What to produce:
Present the records below as a Markdown table with the columns No. and Line, starting with their first line and continuing through the line containing "gdp-cell: 478 (204, 383, 266, 408)", both included. Give each line its row number, omit blank lines, and include nothing after that line.
-*-*-
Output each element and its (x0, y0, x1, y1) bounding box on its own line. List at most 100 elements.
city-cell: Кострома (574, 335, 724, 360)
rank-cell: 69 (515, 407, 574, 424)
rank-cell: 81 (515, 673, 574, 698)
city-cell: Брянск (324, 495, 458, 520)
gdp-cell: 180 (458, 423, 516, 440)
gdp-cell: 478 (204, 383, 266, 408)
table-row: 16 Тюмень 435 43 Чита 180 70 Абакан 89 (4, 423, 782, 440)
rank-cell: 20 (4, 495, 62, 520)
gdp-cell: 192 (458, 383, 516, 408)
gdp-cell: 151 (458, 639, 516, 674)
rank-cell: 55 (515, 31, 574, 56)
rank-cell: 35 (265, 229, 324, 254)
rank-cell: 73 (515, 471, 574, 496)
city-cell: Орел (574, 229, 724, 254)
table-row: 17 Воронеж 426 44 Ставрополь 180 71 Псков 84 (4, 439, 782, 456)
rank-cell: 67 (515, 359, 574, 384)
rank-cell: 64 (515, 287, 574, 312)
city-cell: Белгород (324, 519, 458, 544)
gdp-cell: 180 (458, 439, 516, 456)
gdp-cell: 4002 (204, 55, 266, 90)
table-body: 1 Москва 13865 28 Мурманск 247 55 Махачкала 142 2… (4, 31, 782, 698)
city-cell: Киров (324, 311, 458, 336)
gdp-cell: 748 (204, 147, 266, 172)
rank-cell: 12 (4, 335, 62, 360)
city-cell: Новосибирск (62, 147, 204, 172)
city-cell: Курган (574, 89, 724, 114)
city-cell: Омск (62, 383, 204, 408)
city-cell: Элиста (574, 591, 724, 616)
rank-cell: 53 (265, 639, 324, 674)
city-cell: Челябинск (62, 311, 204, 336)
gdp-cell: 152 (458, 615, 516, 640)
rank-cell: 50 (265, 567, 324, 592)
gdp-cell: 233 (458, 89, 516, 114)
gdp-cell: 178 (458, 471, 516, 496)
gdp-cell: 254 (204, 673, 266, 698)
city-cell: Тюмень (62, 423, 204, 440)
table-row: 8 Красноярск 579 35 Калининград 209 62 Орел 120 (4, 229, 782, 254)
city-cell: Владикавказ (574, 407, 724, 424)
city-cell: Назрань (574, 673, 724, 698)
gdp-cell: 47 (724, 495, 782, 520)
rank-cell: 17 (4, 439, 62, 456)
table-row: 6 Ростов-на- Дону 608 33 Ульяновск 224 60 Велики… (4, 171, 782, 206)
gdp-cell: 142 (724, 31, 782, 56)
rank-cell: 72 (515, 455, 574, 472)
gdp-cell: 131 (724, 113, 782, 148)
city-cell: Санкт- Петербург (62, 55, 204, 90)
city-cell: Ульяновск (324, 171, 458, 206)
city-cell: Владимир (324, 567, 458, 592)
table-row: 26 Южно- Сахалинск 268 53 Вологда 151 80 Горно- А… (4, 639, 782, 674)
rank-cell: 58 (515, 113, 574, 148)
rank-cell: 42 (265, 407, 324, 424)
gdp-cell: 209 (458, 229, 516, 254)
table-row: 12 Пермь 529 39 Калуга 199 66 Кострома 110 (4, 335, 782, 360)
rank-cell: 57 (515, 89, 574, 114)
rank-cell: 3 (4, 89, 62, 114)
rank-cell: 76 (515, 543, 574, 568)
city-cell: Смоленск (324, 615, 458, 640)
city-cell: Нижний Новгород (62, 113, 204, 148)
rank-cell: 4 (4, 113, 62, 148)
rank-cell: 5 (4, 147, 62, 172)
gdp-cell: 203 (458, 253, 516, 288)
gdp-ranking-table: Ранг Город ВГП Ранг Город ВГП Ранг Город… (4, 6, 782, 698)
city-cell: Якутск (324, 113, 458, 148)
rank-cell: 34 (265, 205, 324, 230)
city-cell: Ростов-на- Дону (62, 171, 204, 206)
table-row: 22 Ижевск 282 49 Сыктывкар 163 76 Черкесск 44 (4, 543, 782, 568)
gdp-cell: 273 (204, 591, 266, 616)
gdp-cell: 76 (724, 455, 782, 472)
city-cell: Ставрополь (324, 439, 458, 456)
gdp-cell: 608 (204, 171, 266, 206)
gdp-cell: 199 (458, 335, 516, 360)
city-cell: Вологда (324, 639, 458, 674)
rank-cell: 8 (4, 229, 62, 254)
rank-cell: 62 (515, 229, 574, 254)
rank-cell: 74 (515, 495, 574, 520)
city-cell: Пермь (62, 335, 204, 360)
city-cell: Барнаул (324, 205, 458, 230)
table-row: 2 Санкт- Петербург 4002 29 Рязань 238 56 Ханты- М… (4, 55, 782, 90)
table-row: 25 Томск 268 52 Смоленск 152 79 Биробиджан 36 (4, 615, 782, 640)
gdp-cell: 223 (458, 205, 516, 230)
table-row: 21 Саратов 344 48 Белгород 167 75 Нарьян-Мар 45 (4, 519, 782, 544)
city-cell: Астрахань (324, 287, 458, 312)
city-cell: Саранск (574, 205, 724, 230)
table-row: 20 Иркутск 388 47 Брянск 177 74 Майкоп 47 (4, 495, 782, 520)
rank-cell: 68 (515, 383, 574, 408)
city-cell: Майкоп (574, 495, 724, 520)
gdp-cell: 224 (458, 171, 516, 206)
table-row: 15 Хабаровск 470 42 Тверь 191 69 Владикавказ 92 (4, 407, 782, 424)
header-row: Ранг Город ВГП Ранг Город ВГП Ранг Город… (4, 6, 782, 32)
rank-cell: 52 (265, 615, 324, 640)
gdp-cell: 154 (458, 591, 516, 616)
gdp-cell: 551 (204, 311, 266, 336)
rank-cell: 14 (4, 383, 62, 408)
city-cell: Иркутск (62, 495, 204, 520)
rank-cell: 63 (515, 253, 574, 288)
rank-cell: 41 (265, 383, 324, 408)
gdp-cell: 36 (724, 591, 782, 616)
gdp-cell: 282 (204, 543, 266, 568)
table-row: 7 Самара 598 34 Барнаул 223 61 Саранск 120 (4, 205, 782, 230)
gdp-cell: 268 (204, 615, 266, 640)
-*-*-
Exercise solution:
| No. | Line |
|---|---|
| 1 | Output each element and its (x0, y0, x1, y1) bounding box on its own line. List at most 100 elements. |
| 2 | city-cell: Кострома (574, 335, 724, 360) |
| 3 | rank-cell: 69 (515, 407, 574, 424) |
| 4 | rank-cell: 81 (515, 673, 574, 698) |
| 5 | city-cell: Брянск (324, 495, 458, 520) |
| 6 | gdp-cell: 180 (458, 423, 516, 440) |
| 7 | gdp-cell: 478 (204, 383, 266, 408) |